(Recorded data)
►

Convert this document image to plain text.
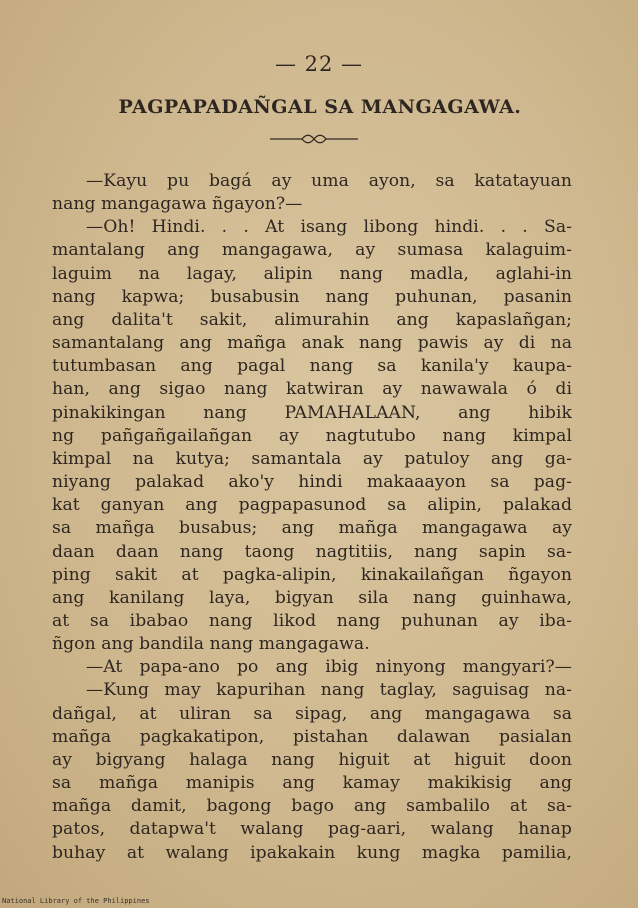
— 22 —
PAGPAPADAÑGAL SA MANGAGAWA.
—Kayu pu bagá ay uma ayon, sa katatayuan
nang mangagawa ñgayon?—
—Oh! Hindi. . . At isang libong hindi. . . Sa-
mantalang ang mangagawa, ay sumasa kalaguim-
laguim na lagay, alipin nang madla, aglahi-in
nang kapwa; busabusin nang puhunan, pasanin
ang dalita't sakit, alimurahin ang kapaslañgan;
samantalang ang mañga anak nang pawis ay di na
tutumbasan ang pagal nang sa kanila'y kaupa-
han, ang sigao nang katwiran ay nawawala ó di
pinakikingan nang PAMAHALAAN, ang hibik
ng pañgañgailañgan ay nagtutubo nang kimpal
kimpal na kutya; samantala ay patuloy ang ga-
niyang palakad ako'y hindi makaaayon sa pag-
kat ganyan ang pagpapasunod sa alipin, palakad
sa mañga busabus; ang mañga mangagawa ay
daan daan nang taong nagtitiis, nang sapin sa-
ping sakit at pagka-alipin, kinakailañgan ñgayon
ang kanilang laya, bigyan sila nang guinhawa,
at sa ibabao nang likod nang puhunan ay iba-
ñgon ang bandila nang mangagawa.
—At papa-ano po ang ibig ninyong mangyari?—
—Kung may kapurihan nang taglay, saguisag na-
dañgal, at uliran sa sipag, ang mangagawa sa
mañga pagkakatipon, pistahan dalawan pasialan
ay bigyang halaga nang higuit at higuit doon
sa mañga manipis ang kamay makikisig ang
mañga damit, bagong bago ang sambalilo at sa-
patos, datapwa't walang pag-aari, walang hanap
buhay at walang ipakakain kung magka pamilia,
National Library of the Philippines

◄

### SHORT TASK
Copy out every line of the listing that includes the string "ñgayon".

### SOLUTION
nang mangagawa ñgayon?—
ping sakit at pagka-alipin, kinakailañgan ñgayon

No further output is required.